Give every line back verbatim, dropping all images.
[Start Material for this task]
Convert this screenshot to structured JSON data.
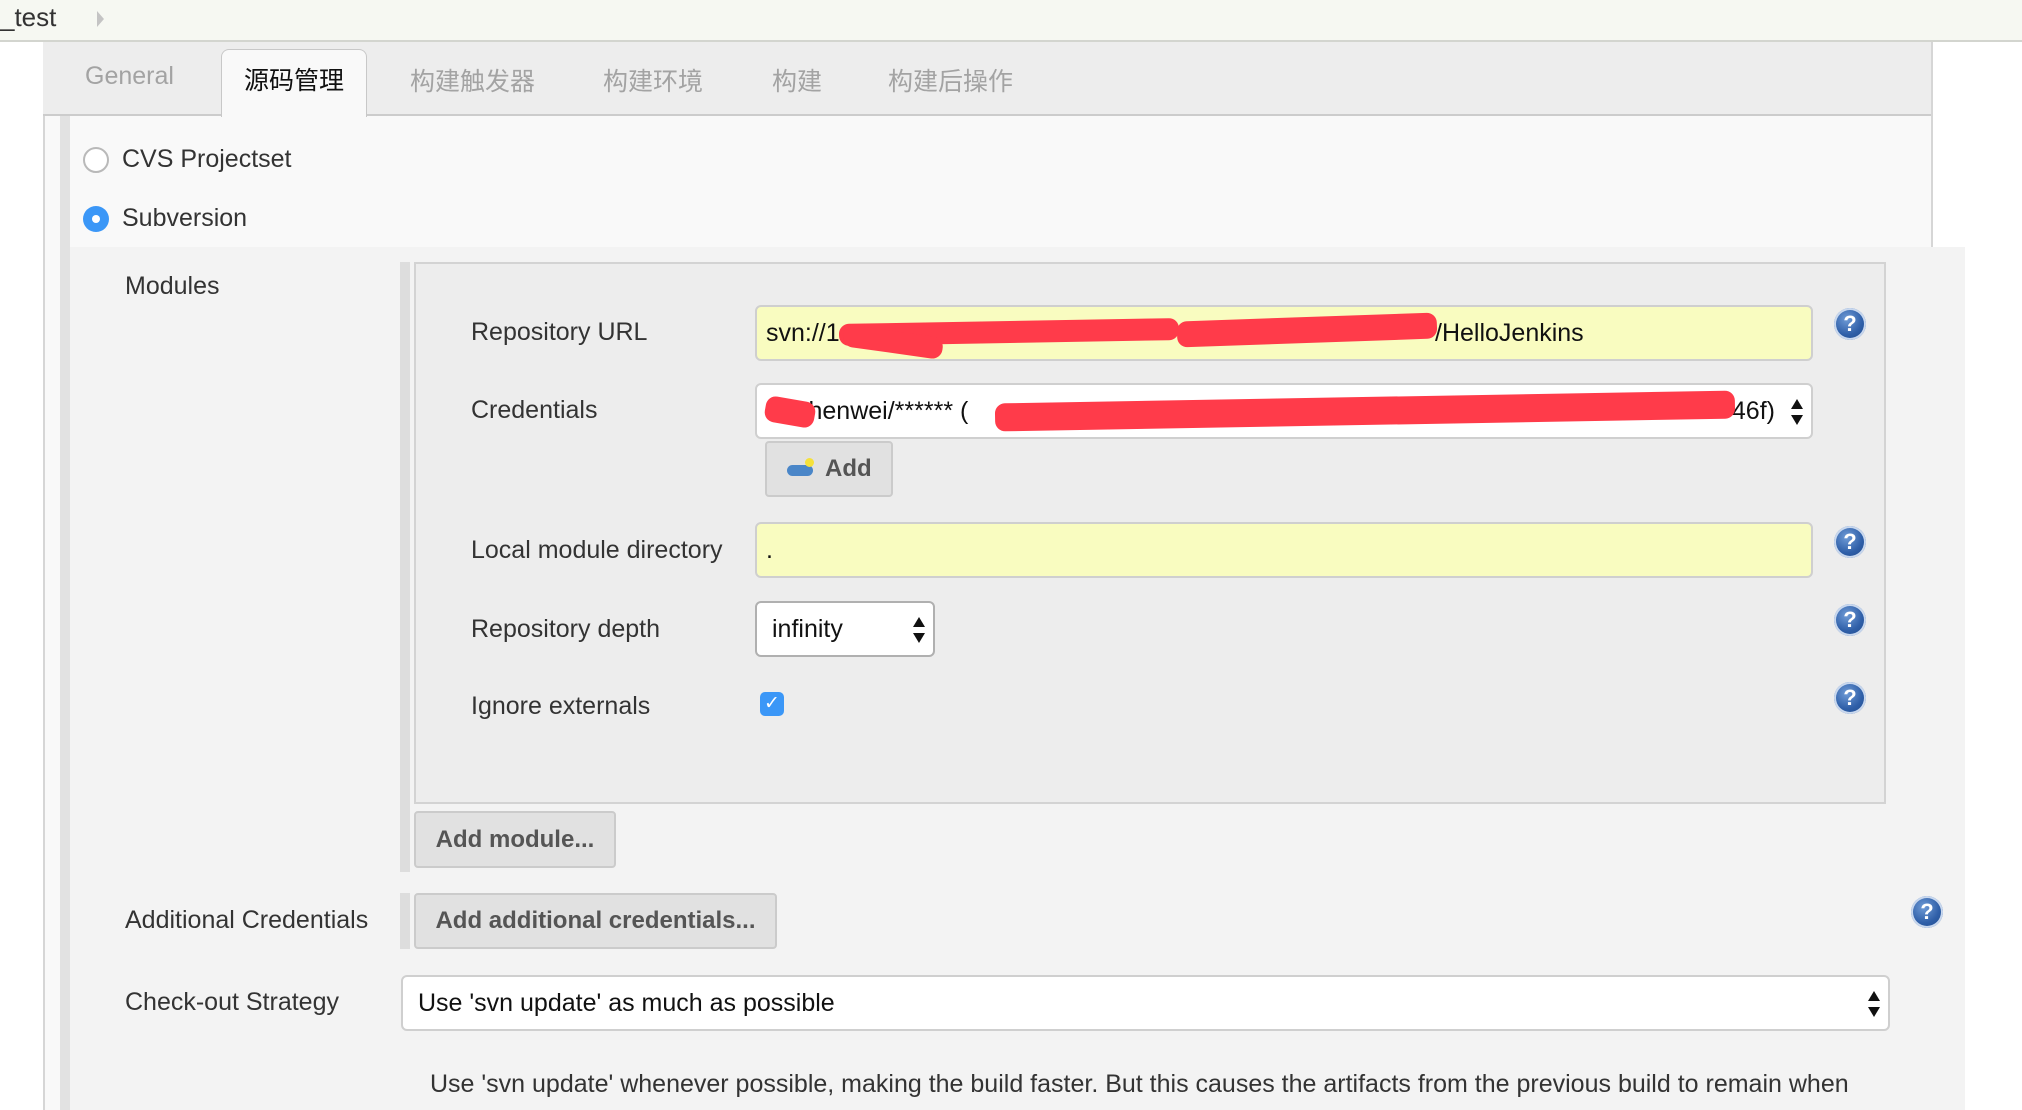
{
  "header": {
    "breadcrumb": "_test",
    "breadcrumb_arrow_icon": "triangle-right-icon"
  },
  "tabs": [
    {
      "label": "General",
      "active": false
    },
    {
      "label": "源码管理",
      "active": true
    },
    {
      "label": "构建触发器",
      "active": false
    },
    {
      "label": "构建环境",
      "active": false
    },
    {
      "label": "构建",
      "active": false
    },
    {
      "label": "构建后操作",
      "active": false
    }
  ],
  "scm": {
    "options": [
      {
        "label": "CVS Projectset",
        "checked": false
      },
      {
        "label": "Subversion",
        "checked": true
      }
    ]
  },
  "modules": {
    "label": "Modules",
    "repository_url": {
      "label": "Repository URL",
      "value_prefix": "svn://1",
      "value_suffix": "/HelloJenkins",
      "redacted": true
    },
    "credentials": {
      "label": "Credentials",
      "value_visible": "zhenwei/****** (",
      "value_end": "46f)",
      "redacted": true,
      "add_button": "Add",
      "add_icon": "key-icon"
    },
    "local_module_directory": {
      "label": "Local module directory",
      "value": "."
    },
    "repository_depth": {
      "label": "Repository depth",
      "value": "infinity"
    },
    "ignore_externals": {
      "label": "Ignore externals",
      "checked": true
    },
    "add_module_button": "Add module..."
  },
  "additional_credentials": {
    "label": "Additional Credentials",
    "button": "Add additional credentials..."
  },
  "checkout_strategy": {
    "label": "Check-out Strategy",
    "value": "Use 'svn update' as much as possible",
    "description": "Use 'svn update' whenever possible, making the build faster. But this causes the artifacts from the previous build to remain when"
  },
  "help_icon": "?"
}
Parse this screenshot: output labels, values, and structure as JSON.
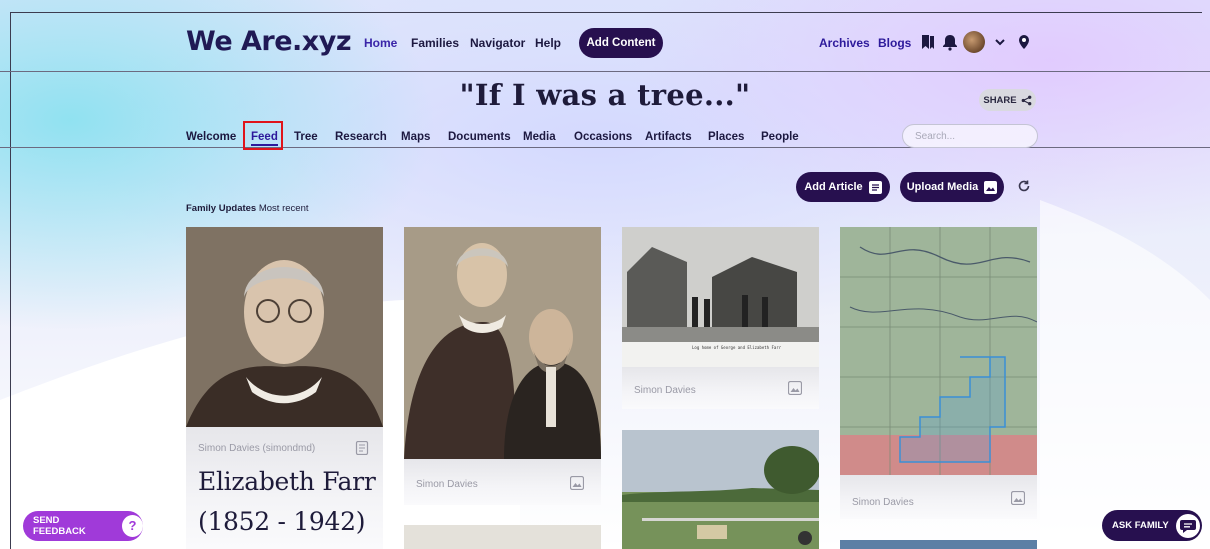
{
  "app": {
    "logo": "We Are.xyz"
  },
  "topnav": {
    "links": [
      "Home",
      "Families",
      "Navigator",
      "Help"
    ],
    "add_content": "Add Content",
    "right_links": [
      "Archives",
      "Blogs"
    ]
  },
  "family": {
    "title": "\"If I was a tree...\"",
    "share_label": "SHARE",
    "search_placeholder": "Search..."
  },
  "tabs": [
    "Welcome",
    "Feed",
    "Tree",
    "Research",
    "Maps",
    "Documents",
    "Media",
    "Occasions",
    "Artifacts",
    "Places",
    "People"
  ],
  "active_tab": "Feed",
  "actions": {
    "add_article": "Add Article",
    "upload_media": "Upload Media"
  },
  "feed": {
    "label": "Family Updates",
    "sort": "Most recent",
    "cards": [
      {
        "author": "Simon Davies (simondmd)",
        "type_icon": "article-icon",
        "title_line1": "Elizabeth Farr",
        "title_line2": "(1852 - 1942)"
      },
      {
        "author": "Simon Davies",
        "type_icon": "image-icon"
      },
      {
        "author": "Simon Davies",
        "type_icon": "image-icon",
        "caption": "Log home of George and Elizabeth Farr"
      },
      {
        "author": "Simon Davies",
        "type_icon": "image-icon"
      }
    ]
  },
  "floating": {
    "feedback": "SEND FEEDBACK",
    "ask_family": "ASK FAMILY"
  },
  "colors": {
    "brand_dark": "#27104f",
    "link_blue": "#2d1a9b",
    "highlight_red": "#e0141b",
    "feedback_purple": "#a03ad9"
  }
}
[End Material for this task]
→ Answer for this exercise:
Convert this screenshot to structured JSON data.
{
  "header": {
    "breadcrumb": "_test",
    "breadcrumb_arrow_icon": "triangle-right-icon"
  },
  "tabs": [
    {
      "label": "General",
      "active": false
    },
    {
      "label": "源码管理",
      "active": true
    },
    {
      "label": "构建触发器",
      "active": false
    },
    {
      "label": "构建环境",
      "active": false
    },
    {
      "label": "构建",
      "active": false
    },
    {
      "label": "构建后操作",
      "active": false
    }
  ],
  "scm": {
    "options": [
      {
        "label": "CVS Projectset",
        "checked": false
      },
      {
        "label": "Subversion",
        "checked": true
      }
    ]
  },
  "modules": {
    "label": "Modules",
    "repository_url": {
      "label": "Repository URL",
      "value_prefix": "svn://1",
      "value_suffix": "/HelloJenkins",
      "redacted": true
    },
    "credentials": {
      "label": "Credentials",
      "value_visible": "zhenwei/****** (",
      "value_end": "46f)",
      "redacted": true,
      "add_button": "Add",
      "add_icon": "key-icon"
    },
    "local_module_directory": {
      "label": "Local module directory",
      "value": "."
    },
    "repository_depth": {
      "label": "Repository depth",
      "value": "infinity"
    },
    "ignore_externals": {
      "label": "Ignore externals",
      "checked": true
    },
    "add_module_button": "Add module..."
  },
  "additional_credentials": {
    "label": "Additional Credentials",
    "button": "Add additional credentials..."
  },
  "checkout_strategy": {
    "label": "Check-out Strategy",
    "value": "Use 'svn update' as much as possible",
    "description": "Use 'svn update' whenever possible, making the build faster. But this causes the artifacts from the previous build to remain when"
  },
  "help_icon": "?"
}
Parse this screenshot: output labels, values, and structure as JSON.
{
  "app": {
    "logo": "We Are.xyz"
  },
  "topnav": {
    "links": [
      "Home",
      "Families",
      "Navigator",
      "Help"
    ],
    "add_content": "Add Content",
    "right_links": [
      "Archives",
      "Blogs"
    ]
  },
  "family": {
    "title": "\"If I was a tree...\"",
    "share_label": "SHARE",
    "search_placeholder": "Search..."
  },
  "tabs": [
    "Welcome",
    "Feed",
    "Tree",
    "Research",
    "Maps",
    "Documents",
    "Media",
    "Occasions",
    "Artifacts",
    "Places",
    "People"
  ],
  "active_tab": "Feed",
  "actions": {
    "add_article": "Add Article",
    "upload_media": "Upload Media"
  },
  "feed": {
    "label": "Family Updates",
    "sort": "Most recent",
    "cards": [
      {
        "author": "Simon Davies (simondmd)",
        "type_icon": "article-icon",
        "title_line1": "Elizabeth Farr",
        "title_line2": "(1852 - 1942)"
      },
      {
        "author": "Simon Davies",
        "type_icon": "image-icon"
      },
      {
        "author": "Simon Davies",
        "type_icon": "image-icon",
        "caption": "Log home of George and Elizabeth Farr"
      },
      {
        "author": "Simon Davies",
        "type_icon": "image-icon"
      }
    ]
  },
  "floating": {
    "feedback": "SEND FEEDBACK",
    "ask_family": "ASK FAMILY"
  },
  "colors": {
    "brand_dark": "#27104f",
    "link_blue": "#2d1a9b",
    "highlight_red": "#e0141b",
    "feedback_purple": "#a03ad9"
  }
}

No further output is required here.